- **Written request**
Pull out every line with the word "right" from the entries below.

- **Listed records**
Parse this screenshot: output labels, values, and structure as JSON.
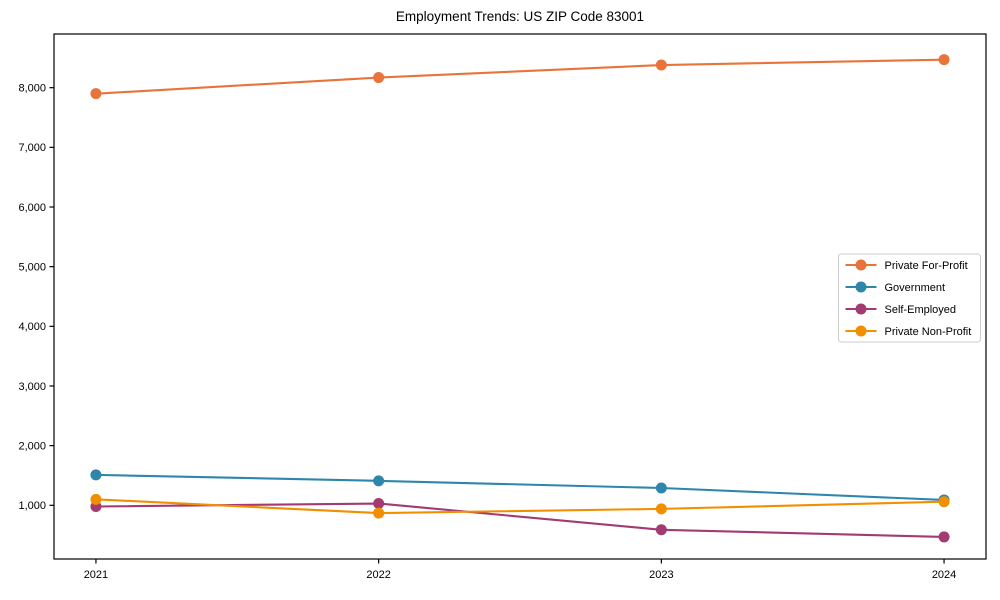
{
  "title": "Employment Trends: US ZIP Code 83001",
  "colors": {
    "background": "#ffffff",
    "axes": "#000000",
    "legend_border": "#cccccc",
    "legend_background": "#ffffff"
  },
  "chart_data": {
    "type": "line",
    "title": "Employment Trends: US ZIP Code 83001",
    "xlabel": "",
    "ylabel": "",
    "x": [
      2021,
      2022,
      2023,
      2024
    ],
    "xtick_labels": [
      "2021",
      "2022",
      "2023",
      "2024"
    ],
    "yticks": [
      1000,
      2000,
      3000,
      4000,
      5000,
      6000,
      7000,
      8000
    ],
    "ytick_labels": [
      "1,000",
      "2,000",
      "3,000",
      "4,000",
      "5,000",
      "6,000",
      "7,000",
      "8,000"
    ],
    "ylim": [
      100,
      8900
    ],
    "grid": false,
    "legend_position": "center-right",
    "marker": "circle",
    "series": [
      {
        "name": "Private For-Profit",
        "color": "#E8743B",
        "values": [
          7900,
          8170,
          8380,
          8470
        ]
      },
      {
        "name": "Government",
        "color": "#2E86AB",
        "values": [
          1510,
          1410,
          1290,
          1090
        ]
      },
      {
        "name": "Self-Employed",
        "color": "#A23B72",
        "values": [
          980,
          1030,
          590,
          470
        ]
      },
      {
        "name": "Private Non-Profit",
        "color": "#F18F01",
        "values": [
          1100,
          870,
          940,
          1060
        ]
      }
    ]
  }
}
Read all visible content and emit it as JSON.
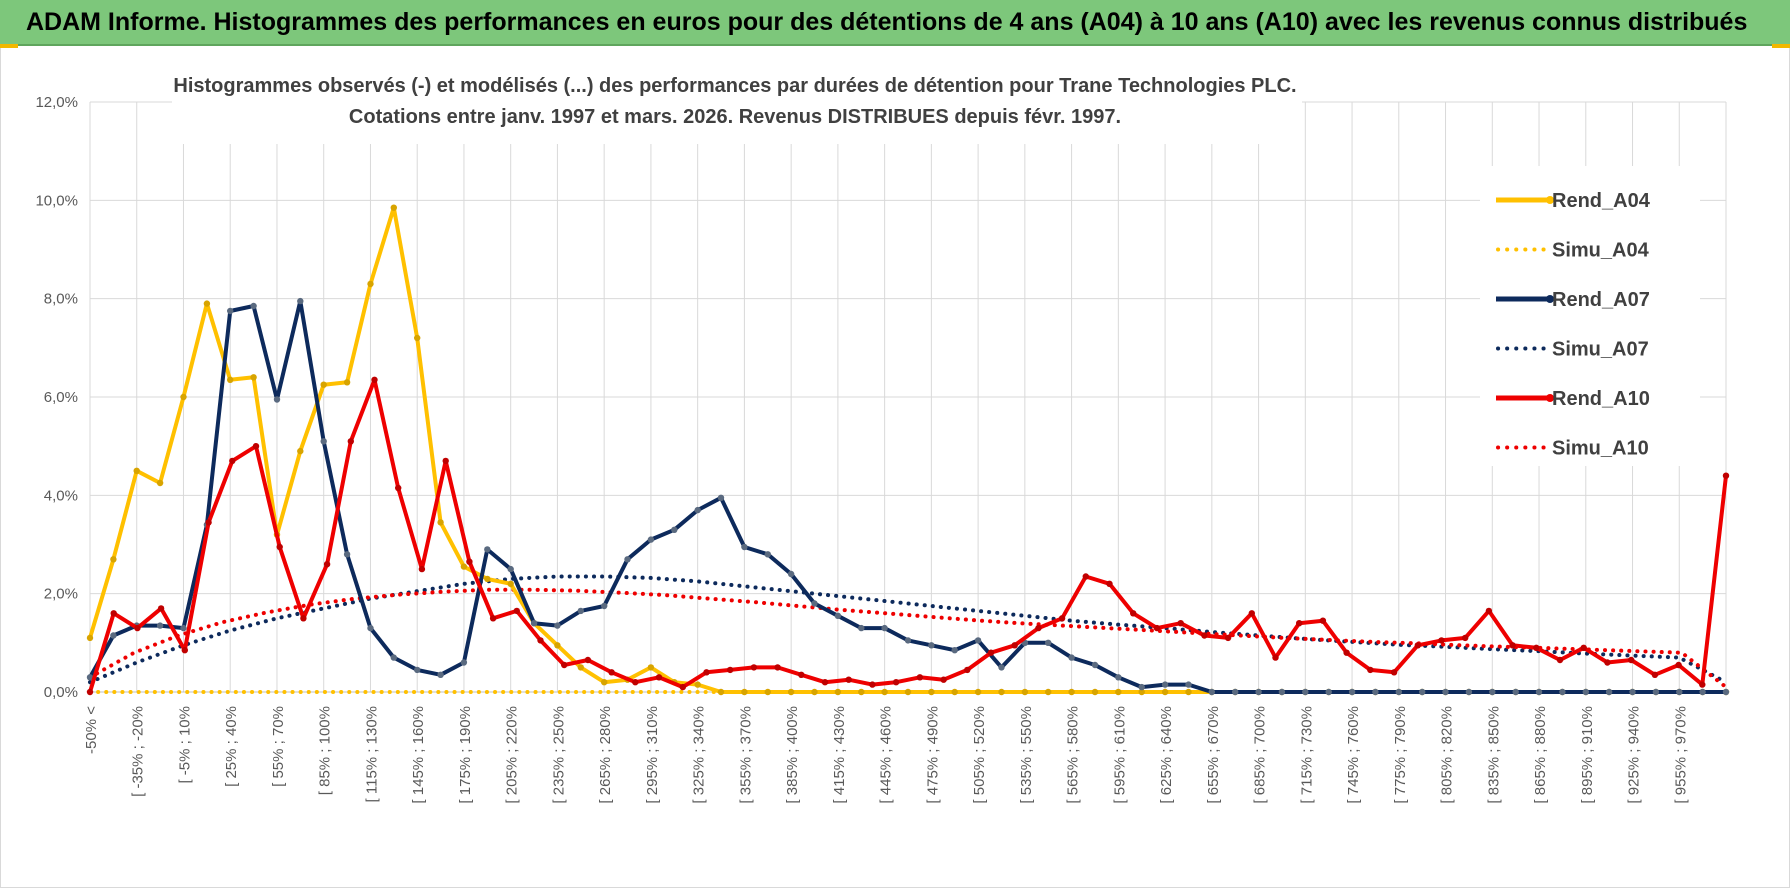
{
  "banner": {
    "title": "ADAM Informe. Histogrammes des performances en euros pour des détentions de 4 ans (A04) à 10 ans (A10) avec les revenus connus distribués"
  },
  "colors": {
    "banner_bg": "#7dc77b",
    "A04": "#ffc000",
    "A07": "#0d2a5c",
    "A10": "#ee0000"
  },
  "chart_data": {
    "type": "line",
    "title_line1": "Histogrammes observés (-) et modélisés (...) des performances par durées de détention pour Trane Technologies PLC.",
    "title_line2": "Cotations entre janv. 1997 et mars. 2026.  Revenus DISTRIBUES depuis févr. 1997.",
    "xlabel": "",
    "ylabel": "",
    "ylim": [
      0,
      12
    ],
    "y_ticks": [
      "0,0%",
      "2,0%",
      "4,0%",
      "6,0%",
      "8,0%",
      "10,0%",
      "12,0%"
    ],
    "grid": true,
    "legend_position": "right",
    "x_labels": [
      "-50% <",
      "[ -35% ; -20%",
      "[ -5% ; 10%",
      "[ 25% ; 40%",
      "[ 55% ; 70%",
      "[ 85% ; 100%",
      "[ 115% ; 130%",
      "[ 145% ; 160%",
      "[ 175% ; 190%",
      "[ 205% ; 220%",
      "[ 235% ; 250%",
      "[ 265% ; 280%",
      "[ 295% ; 310%",
      "[ 325% ; 340%",
      "[ 355% ; 370%",
      "[ 385% ; 400%",
      "[ 415% ; 430%",
      "[ 445% ; 460%",
      "[ 475% ; 490%",
      "[ 505% ; 520%",
      "[ 535% ; 550%",
      "[ 565% ; 580%",
      "[ 595% ; 610%",
      "[ 625% ; 640%",
      "[ 655% ; 670%",
      "[ 685% ; 700%",
      "[ 715% ; 730%",
      "[ 745% ; 760%",
      "[ 775% ; 790%",
      "[ 805% ; 820%",
      "[ 835% ; 850%",
      "[ 865% ; 880%",
      "[ 895% ; 910%",
      "[ 925% ; 940%",
      "[ 955% ; 970%"
    ],
    "series": [
      {
        "name": "Rend_A04",
        "style": "solid",
        "color": "#ffc000",
        "values": [
          1.1,
          2.7,
          4.5,
          4.25,
          6.0,
          7.9,
          6.35,
          6.4,
          3.2,
          4.9,
          6.25,
          6.3,
          8.3,
          9.85,
          7.2,
          3.45,
          2.55,
          2.3,
          2.2,
          1.4,
          0.95,
          0.5,
          0.2,
          0.25,
          0.5,
          0.2,
          0.15,
          0,
          0,
          0,
          0,
          0,
          0,
          0,
          0,
          0,
          0,
          0,
          0,
          0,
          0,
          0,
          0,
          0,
          0,
          0,
          0,
          0,
          0,
          0,
          0,
          0,
          0,
          0,
          0,
          0,
          0,
          0,
          0,
          0,
          0,
          0,
          0,
          0,
          0,
          0,
          0,
          0,
          0,
          0,
          0
        ]
      },
      {
        "name": "Simu_A04",
        "style": "dotted",
        "color": "#ffc000",
        "values": [
          0,
          0,
          0,
          0,
          0,
          0,
          0,
          0,
          0,
          0,
          0,
          0,
          0,
          0,
          0,
          0,
          0,
          0,
          0,
          0,
          0,
          0,
          0,
          0,
          0,
          0,
          0,
          0,
          0,
          0,
          0,
          0,
          0,
          0,
          0,
          0,
          0,
          0,
          0,
          0,
          0,
          0,
          0,
          0,
          0,
          0,
          0,
          0,
          0,
          0,
          0
        ]
      },
      {
        "name": "Rend_A07",
        "style": "solid",
        "color": "#0d2a5c",
        "values": [
          0.3,
          1.15,
          1.35,
          1.35,
          1.3,
          3.4,
          7.75,
          7.85,
          5.95,
          7.95,
          5.1,
          2.8,
          1.3,
          0.7,
          0.45,
          0.35,
          0.6,
          2.9,
          2.5,
          1.4,
          1.35,
          1.65,
          1.75,
          2.7,
          3.1,
          3.3,
          3.7,
          3.95,
          2.95,
          2.8,
          2.4,
          1.8,
          1.55,
          1.3,
          1.3,
          1.05,
          0.95,
          0.85,
          1.05,
          0.5,
          1.0,
          1.0,
          0.7,
          0.55,
          0.3,
          0.1,
          0.15,
          0.15,
          0,
          0,
          0,
          0,
          0,
          0,
          0,
          0,
          0,
          0,
          0,
          0,
          0,
          0,
          0,
          0,
          0,
          0,
          0,
          0,
          0,
          0,
          0
        ]
      },
      {
        "name": "Simu_A07",
        "style": "dotted",
        "color": "#0d2a5c",
        "values": [
          0.2,
          0.6,
          0.95,
          1.25,
          1.5,
          1.7,
          1.9,
          2.05,
          2.2,
          2.3,
          2.35,
          2.35,
          2.32,
          2.25,
          2.15,
          2.05,
          1.95,
          1.85,
          1.75,
          1.65,
          1.55,
          1.45,
          1.37,
          1.3,
          1.22,
          1.15,
          1.08,
          1.02,
          0.96,
          0.92,
          0.87,
          0.83,
          0.78,
          0.74,
          0.7,
          0.2
        ]
      },
      {
        "name": "Rend_A10",
        "style": "solid",
        "color": "#ee0000",
        "values": [
          0,
          1.6,
          1.3,
          1.7,
          0.85,
          3.45,
          4.7,
          5.0,
          2.95,
          1.5,
          2.6,
          5.1,
          6.35,
          4.15,
          2.5,
          4.7,
          2.65,
          1.5,
          1.65,
          1.05,
          0.55,
          0.65,
          0.4,
          0.2,
          0.3,
          0.1,
          0.4,
          0.45,
          0.5,
          0.5,
          0.35,
          0.2,
          0.25,
          0.15,
          0.2,
          0.3,
          0.25,
          0.45,
          0.8,
          0.95,
          1.3,
          1.5,
          2.35,
          2.2,
          1.6,
          1.3,
          1.4,
          1.15,
          1.1,
          1.6,
          0.7,
          1.4,
          1.45,
          0.8,
          0.45,
          0.4,
          0.95,
          1.05,
          1.1,
          1.65,
          0.95,
          0.9,
          0.65,
          0.9,
          0.6,
          0.65,
          0.35,
          0.55,
          0.15,
          4.4
        ]
      },
      {
        "name": "Simu_A10",
        "style": "dotted",
        "color": "#ee0000",
        "values": [
          0.3,
          0.8,
          1.15,
          1.42,
          1.62,
          1.78,
          1.9,
          1.98,
          2.04,
          2.08,
          2.08,
          2.06,
          2.02,
          1.97,
          1.9,
          1.83,
          1.75,
          1.67,
          1.6,
          1.53,
          1.46,
          1.4,
          1.35,
          1.3,
          1.25,
          1.2,
          1.15,
          1.1,
          1.06,
          1.02,
          0.99,
          0.95,
          0.92,
          0.89,
          0.86,
          0.83,
          0.8,
          0.1
        ]
      }
    ]
  }
}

- **Reply**
    "legend_position": "center-right",
    "legend_position": "right",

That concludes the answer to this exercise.